(WORK REQUEST): Looking at the records below, please say how many lines contain the word "Groups", as a bare number.

(THE DATA):
________

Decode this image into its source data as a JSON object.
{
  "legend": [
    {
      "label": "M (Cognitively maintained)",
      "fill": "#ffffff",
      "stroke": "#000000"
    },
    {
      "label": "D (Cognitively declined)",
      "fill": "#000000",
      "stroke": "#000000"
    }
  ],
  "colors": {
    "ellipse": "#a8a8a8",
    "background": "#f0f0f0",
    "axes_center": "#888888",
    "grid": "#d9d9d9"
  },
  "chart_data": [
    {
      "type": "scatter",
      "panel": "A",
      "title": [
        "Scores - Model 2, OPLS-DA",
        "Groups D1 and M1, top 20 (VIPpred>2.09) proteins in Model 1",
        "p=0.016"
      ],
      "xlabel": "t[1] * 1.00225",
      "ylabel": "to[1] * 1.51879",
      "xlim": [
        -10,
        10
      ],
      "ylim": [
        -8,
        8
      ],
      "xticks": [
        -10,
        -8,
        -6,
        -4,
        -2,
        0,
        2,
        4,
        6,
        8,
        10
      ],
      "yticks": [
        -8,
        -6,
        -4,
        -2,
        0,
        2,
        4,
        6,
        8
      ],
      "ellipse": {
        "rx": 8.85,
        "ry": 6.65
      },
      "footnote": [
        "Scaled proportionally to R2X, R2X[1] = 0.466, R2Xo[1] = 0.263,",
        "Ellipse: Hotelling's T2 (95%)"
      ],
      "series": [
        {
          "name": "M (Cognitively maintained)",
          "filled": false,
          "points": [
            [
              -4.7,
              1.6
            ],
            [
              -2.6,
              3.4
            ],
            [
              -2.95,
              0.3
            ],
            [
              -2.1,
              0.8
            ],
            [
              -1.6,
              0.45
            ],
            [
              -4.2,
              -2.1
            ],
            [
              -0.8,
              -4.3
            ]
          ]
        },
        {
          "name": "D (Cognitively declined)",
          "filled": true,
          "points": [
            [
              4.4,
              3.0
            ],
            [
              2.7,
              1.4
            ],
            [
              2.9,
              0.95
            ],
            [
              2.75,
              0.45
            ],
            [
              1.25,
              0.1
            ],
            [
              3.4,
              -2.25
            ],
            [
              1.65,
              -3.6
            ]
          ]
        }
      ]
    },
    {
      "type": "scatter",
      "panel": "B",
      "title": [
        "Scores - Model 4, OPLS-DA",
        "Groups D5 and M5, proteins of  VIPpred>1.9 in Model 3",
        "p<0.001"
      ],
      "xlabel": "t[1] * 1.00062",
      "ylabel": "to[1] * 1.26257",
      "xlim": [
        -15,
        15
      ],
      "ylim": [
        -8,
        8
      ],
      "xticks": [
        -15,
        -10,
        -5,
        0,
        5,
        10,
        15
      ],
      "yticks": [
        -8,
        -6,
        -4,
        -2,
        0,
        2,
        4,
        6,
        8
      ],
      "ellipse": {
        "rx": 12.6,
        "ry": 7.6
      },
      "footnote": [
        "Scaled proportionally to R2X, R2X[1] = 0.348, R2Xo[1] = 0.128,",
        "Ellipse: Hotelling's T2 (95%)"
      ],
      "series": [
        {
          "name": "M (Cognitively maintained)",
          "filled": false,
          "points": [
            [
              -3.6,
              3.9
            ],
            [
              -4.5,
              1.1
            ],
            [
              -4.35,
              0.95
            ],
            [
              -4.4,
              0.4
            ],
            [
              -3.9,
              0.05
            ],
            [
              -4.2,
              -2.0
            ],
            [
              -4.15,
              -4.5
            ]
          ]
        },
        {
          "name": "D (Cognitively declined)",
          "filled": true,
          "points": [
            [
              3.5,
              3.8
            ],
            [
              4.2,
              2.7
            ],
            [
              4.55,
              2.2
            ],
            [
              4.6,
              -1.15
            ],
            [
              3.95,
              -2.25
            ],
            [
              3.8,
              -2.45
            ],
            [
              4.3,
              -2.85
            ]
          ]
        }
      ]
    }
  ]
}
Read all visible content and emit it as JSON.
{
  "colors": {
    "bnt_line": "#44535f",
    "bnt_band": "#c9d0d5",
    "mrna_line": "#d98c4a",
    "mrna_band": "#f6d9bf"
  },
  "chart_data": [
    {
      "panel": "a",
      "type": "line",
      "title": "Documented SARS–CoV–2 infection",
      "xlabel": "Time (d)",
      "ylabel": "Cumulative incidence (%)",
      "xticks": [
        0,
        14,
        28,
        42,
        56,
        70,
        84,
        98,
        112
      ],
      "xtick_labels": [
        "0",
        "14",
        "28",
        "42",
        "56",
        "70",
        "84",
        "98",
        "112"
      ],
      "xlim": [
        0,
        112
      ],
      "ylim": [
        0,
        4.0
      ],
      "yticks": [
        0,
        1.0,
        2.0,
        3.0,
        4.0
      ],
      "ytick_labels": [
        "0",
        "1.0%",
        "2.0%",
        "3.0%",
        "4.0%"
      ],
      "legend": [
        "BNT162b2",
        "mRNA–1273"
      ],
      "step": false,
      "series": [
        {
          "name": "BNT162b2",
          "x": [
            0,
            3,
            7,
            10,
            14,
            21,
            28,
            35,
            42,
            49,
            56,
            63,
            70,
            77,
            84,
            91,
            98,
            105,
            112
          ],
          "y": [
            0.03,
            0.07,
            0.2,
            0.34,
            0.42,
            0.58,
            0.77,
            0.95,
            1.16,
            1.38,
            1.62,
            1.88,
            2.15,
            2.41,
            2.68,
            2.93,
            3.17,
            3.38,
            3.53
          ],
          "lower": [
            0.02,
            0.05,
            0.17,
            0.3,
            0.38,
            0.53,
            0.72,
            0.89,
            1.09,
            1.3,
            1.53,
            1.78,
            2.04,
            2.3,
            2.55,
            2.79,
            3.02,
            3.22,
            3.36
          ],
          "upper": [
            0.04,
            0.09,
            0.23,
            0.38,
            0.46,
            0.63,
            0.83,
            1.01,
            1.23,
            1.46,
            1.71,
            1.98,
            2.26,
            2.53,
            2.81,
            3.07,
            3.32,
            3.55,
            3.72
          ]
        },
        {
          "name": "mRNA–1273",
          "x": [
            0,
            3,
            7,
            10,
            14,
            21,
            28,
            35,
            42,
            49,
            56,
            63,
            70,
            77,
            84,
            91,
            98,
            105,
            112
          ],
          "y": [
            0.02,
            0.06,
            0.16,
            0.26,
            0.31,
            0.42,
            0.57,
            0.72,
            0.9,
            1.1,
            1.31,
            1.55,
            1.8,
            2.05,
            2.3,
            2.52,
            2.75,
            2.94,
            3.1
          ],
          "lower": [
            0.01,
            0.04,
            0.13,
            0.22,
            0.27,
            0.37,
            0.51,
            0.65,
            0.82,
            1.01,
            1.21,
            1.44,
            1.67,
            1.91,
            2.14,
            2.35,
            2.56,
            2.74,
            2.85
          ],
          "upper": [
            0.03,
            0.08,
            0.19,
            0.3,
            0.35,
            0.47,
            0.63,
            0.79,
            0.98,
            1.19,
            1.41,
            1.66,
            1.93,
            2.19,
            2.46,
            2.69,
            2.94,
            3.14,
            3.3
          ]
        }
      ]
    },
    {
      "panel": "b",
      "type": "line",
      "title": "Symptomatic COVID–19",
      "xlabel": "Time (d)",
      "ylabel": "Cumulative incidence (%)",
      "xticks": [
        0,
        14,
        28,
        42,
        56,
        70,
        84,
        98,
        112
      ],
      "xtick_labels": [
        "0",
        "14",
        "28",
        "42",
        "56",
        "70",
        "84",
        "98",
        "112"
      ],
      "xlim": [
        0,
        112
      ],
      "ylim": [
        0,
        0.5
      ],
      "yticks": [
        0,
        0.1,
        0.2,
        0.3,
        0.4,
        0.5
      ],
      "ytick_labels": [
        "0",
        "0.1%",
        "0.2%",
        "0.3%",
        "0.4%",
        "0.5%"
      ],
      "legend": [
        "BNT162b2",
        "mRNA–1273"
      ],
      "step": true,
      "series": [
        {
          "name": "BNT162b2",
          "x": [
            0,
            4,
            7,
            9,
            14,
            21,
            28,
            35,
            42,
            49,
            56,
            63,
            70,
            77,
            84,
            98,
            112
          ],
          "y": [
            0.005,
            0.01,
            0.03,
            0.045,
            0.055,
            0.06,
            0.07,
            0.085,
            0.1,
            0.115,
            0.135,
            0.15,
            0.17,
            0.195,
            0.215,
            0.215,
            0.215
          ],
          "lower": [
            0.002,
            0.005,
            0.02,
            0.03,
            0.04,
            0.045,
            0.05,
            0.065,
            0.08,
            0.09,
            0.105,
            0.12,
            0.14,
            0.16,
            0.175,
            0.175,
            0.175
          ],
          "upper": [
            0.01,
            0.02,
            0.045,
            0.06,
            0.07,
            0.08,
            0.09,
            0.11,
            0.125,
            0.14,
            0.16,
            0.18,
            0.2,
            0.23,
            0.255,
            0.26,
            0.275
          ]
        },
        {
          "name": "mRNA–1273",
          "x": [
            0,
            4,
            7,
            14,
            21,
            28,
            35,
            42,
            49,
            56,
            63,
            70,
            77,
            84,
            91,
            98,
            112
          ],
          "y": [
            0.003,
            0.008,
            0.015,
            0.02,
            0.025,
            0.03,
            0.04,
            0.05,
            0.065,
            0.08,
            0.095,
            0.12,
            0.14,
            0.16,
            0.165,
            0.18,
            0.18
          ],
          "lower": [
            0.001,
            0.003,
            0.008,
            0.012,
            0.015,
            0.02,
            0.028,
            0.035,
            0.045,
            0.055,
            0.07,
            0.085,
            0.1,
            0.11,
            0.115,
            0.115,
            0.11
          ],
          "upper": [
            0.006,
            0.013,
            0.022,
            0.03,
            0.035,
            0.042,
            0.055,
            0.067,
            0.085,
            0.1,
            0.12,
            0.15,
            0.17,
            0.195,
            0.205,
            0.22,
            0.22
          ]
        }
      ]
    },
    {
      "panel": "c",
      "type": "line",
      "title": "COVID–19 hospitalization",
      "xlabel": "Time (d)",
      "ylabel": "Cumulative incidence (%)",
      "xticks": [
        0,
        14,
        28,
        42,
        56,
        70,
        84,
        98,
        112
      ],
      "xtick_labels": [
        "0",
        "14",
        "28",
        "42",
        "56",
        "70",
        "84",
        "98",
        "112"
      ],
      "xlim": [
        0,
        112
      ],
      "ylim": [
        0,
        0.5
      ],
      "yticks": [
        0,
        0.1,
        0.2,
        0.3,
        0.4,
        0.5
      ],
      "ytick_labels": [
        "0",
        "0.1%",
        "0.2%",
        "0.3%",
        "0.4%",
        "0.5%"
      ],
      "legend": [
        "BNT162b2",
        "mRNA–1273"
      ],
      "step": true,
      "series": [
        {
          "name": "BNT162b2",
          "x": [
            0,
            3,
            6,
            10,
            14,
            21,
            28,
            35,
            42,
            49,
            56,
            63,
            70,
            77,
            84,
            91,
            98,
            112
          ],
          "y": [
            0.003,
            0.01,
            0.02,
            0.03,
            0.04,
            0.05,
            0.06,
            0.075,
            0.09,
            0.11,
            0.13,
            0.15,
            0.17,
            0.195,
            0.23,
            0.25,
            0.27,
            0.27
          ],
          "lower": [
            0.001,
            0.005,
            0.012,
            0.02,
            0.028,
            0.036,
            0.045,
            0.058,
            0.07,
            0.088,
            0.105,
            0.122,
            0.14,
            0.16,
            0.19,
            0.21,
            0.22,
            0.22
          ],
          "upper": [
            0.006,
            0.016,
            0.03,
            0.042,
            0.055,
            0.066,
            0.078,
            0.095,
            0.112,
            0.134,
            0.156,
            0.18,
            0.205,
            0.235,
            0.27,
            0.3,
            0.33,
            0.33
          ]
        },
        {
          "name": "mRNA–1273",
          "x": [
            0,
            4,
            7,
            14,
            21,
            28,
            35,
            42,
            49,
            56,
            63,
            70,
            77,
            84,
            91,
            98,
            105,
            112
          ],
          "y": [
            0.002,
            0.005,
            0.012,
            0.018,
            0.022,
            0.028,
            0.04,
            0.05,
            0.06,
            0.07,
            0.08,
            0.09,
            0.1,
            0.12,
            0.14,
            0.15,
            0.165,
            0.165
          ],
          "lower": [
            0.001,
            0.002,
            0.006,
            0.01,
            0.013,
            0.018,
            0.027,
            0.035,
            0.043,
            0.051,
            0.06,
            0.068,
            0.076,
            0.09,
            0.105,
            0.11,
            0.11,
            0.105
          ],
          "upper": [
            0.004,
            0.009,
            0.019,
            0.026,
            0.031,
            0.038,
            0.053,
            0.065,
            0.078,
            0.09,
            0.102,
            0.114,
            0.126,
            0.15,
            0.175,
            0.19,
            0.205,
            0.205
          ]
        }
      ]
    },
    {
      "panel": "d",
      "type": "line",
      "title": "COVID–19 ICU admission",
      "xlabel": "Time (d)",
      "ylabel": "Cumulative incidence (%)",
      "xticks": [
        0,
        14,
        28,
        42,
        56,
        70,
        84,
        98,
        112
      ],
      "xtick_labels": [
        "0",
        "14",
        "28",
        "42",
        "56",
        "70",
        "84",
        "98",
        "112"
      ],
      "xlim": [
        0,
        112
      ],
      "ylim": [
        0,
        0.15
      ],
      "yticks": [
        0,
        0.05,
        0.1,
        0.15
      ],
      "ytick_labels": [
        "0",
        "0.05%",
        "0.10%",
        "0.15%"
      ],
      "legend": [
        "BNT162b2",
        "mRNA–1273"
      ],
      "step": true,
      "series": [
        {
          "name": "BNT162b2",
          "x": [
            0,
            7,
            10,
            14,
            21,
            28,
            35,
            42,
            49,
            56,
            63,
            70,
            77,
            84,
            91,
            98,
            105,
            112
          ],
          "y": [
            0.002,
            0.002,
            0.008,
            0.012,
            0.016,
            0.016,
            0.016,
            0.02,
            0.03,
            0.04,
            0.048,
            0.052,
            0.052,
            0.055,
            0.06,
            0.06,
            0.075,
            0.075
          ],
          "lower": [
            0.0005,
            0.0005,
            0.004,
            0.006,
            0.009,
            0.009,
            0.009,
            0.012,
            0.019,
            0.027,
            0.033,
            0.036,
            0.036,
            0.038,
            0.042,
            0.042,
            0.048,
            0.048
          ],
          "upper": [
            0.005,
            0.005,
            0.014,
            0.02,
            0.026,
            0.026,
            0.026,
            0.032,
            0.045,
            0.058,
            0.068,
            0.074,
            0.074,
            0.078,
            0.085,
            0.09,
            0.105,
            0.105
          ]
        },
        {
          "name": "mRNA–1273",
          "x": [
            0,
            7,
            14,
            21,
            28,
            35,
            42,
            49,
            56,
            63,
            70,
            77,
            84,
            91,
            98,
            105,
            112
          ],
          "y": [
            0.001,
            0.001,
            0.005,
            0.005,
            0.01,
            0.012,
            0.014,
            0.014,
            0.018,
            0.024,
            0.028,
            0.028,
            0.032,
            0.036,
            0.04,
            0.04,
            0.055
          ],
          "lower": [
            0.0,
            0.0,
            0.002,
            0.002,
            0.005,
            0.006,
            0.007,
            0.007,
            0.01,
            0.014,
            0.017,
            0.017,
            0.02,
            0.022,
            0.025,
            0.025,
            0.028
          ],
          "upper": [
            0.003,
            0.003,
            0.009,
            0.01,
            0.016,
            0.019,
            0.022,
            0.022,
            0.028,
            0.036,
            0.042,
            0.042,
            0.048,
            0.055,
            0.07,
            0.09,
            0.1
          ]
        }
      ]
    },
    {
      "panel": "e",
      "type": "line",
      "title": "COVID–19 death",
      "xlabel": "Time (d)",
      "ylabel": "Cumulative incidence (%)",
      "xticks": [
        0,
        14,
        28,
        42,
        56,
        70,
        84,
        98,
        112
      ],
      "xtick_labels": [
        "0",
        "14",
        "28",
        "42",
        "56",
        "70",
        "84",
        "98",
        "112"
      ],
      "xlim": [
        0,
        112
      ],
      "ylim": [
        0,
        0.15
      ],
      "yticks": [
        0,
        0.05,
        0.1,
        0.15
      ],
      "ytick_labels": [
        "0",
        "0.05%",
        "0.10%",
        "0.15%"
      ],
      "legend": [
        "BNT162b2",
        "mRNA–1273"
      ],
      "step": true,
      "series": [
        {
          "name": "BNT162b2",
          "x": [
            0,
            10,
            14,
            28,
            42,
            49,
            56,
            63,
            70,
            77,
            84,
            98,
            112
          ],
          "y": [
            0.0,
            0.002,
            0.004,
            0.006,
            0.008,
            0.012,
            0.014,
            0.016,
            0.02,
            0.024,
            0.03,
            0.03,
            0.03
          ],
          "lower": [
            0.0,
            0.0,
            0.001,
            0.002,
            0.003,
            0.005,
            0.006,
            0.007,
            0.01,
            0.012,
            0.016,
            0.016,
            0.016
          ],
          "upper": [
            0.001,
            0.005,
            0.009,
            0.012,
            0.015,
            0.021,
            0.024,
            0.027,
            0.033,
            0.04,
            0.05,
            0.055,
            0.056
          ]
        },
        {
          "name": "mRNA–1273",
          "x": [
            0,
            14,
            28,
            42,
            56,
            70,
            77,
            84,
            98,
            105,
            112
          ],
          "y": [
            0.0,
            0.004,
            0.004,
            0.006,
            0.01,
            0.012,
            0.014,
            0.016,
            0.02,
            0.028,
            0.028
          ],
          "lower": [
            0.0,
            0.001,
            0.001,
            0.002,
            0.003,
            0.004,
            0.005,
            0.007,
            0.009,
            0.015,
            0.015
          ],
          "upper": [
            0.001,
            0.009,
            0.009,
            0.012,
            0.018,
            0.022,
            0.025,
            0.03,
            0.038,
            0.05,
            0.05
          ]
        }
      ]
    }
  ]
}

________

(SOLUTION FOR THIS TASK): 2